begin LISTED ENTRIES
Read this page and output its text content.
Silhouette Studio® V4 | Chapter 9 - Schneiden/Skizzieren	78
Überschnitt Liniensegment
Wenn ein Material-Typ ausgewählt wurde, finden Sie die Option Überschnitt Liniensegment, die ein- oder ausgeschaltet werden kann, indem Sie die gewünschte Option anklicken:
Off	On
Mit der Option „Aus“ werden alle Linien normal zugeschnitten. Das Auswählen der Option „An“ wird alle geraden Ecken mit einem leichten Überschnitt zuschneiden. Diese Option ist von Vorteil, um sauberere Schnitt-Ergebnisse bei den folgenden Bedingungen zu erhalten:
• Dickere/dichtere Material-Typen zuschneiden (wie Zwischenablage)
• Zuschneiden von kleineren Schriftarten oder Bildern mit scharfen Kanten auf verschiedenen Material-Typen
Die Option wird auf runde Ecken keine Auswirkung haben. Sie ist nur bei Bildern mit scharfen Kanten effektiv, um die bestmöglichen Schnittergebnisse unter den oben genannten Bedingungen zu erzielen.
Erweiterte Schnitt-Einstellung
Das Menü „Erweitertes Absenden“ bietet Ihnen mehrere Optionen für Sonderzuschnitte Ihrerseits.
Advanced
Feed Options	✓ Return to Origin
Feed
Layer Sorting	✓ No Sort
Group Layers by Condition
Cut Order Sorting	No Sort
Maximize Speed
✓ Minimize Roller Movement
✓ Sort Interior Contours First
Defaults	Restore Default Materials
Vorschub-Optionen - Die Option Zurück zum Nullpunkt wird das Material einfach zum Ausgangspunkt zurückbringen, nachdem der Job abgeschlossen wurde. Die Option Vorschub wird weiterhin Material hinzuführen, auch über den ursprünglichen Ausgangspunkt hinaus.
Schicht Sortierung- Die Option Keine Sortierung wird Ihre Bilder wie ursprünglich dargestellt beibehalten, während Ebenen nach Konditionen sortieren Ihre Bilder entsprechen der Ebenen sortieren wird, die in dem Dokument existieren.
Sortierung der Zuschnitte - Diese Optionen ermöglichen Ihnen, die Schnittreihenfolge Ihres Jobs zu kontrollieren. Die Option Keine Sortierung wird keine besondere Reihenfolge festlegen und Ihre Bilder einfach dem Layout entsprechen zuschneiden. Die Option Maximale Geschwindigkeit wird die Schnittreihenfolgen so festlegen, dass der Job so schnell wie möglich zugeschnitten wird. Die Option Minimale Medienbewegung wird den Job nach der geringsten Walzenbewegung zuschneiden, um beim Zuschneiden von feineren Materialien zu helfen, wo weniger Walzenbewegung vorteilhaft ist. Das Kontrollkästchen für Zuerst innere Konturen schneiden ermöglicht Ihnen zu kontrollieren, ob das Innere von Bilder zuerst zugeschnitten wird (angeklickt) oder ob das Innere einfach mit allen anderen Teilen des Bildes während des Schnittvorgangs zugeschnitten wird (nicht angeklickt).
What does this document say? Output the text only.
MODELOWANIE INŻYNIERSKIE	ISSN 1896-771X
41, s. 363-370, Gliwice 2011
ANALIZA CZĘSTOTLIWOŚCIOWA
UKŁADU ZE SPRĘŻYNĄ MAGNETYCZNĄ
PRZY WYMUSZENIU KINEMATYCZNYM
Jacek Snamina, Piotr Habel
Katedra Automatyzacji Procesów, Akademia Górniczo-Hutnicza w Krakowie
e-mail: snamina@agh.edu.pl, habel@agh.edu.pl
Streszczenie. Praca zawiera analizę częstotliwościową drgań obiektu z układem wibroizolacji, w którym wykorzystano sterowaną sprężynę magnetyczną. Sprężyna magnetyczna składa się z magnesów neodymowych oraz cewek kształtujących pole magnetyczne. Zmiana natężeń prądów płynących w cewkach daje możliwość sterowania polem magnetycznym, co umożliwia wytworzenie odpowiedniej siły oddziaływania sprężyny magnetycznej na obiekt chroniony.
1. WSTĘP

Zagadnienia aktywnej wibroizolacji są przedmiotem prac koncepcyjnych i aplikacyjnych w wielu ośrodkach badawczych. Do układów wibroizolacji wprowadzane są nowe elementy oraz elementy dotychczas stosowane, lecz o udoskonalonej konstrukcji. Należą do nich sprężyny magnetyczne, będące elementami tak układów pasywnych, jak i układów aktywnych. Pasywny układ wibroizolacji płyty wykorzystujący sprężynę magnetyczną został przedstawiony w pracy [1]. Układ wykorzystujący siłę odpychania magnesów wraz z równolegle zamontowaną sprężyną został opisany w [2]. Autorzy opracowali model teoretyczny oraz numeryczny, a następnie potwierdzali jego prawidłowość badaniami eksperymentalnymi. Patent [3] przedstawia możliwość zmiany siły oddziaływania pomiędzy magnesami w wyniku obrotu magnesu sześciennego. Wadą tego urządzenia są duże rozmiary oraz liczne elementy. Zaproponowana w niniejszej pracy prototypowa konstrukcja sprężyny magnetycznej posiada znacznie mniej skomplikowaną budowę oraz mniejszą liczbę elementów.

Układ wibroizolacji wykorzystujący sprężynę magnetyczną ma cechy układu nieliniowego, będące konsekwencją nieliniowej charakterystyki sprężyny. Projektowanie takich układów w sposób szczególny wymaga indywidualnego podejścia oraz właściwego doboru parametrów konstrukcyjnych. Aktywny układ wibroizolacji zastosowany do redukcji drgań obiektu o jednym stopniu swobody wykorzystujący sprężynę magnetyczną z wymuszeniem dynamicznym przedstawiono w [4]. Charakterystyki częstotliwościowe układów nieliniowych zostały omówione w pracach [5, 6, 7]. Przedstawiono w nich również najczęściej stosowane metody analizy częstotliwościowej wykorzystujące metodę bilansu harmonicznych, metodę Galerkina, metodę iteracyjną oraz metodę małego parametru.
end LISTED ENTRIES
TASK REQUIREMENTS =>
Return only the number of lines in the preceding records that contain the string "Liniensegment".

TASK RESPONSE =>
2